Objective ▸ Reproduce all of the data below without alteration; exclude every picture.

Provided information ▸
══════
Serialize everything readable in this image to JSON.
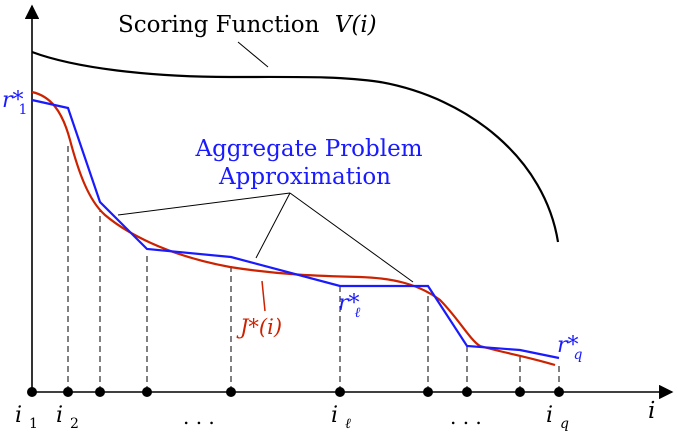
{
  "title_text": "Scoring Function",
  "title_math": "V(i)",
  "aggregate_label_line1": "Aggregate Problem",
  "aggregate_label_line2": "Approximation",
  "j_star_label": "J*(i)",
  "r1_label": "r*",
  "r1_sub": "1",
  "rl_label": "r*",
  "rl_sub": "ℓ",
  "rq_label": "r*",
  "rq_sub": "q",
  "x_axis_label": "i",
  "tick_i1": "i",
  "tick_i1_sub": "1",
  "tick_i2": "i",
  "tick_i2_sub": "2",
  "tick_il": "i",
  "tick_il_sub": "ℓ",
  "tick_iq": "i",
  "tick_iq_sub": "q",
  "dots_left": ". . .",
  "dots_right": ". . .",
  "colors": {
    "axis": "#000000",
    "scoring": "#000000",
    "aggregate": "#1a1aff",
    "jstar": "#cc2200"
  }
}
══════
Response ▸
Serialize everything readable in this image to JSON.
{
  "title_text": "Scoring Function",
  "title_math": "V(i)",
  "aggregate_label_line1": "Aggregate Problem",
  "aggregate_label_line2": "Approximation",
  "j_star_label": "J*(i)",
  "r1_label": "r*",
  "r1_sub": "1",
  "rl_label": "r*",
  "rl_sub": "ℓ",
  "rq_label": "r*",
  "rq_sub": "q",
  "x_axis_label": "i",
  "tick_i1": "i",
  "tick_i1_sub": "1",
  "tick_i2": "i",
  "tick_i2_sub": "2",
  "tick_il": "i",
  "tick_il_sub": "ℓ",
  "tick_iq": "i",
  "tick_iq_sub": "q",
  "dots_left": ". . .",
  "dots_right": ". . .",
  "colors": {
    "axis": "#000000",
    "scoring": "#000000",
    "aggregate": "#1a1aff",
    "jstar": "#cc2200"
  }
}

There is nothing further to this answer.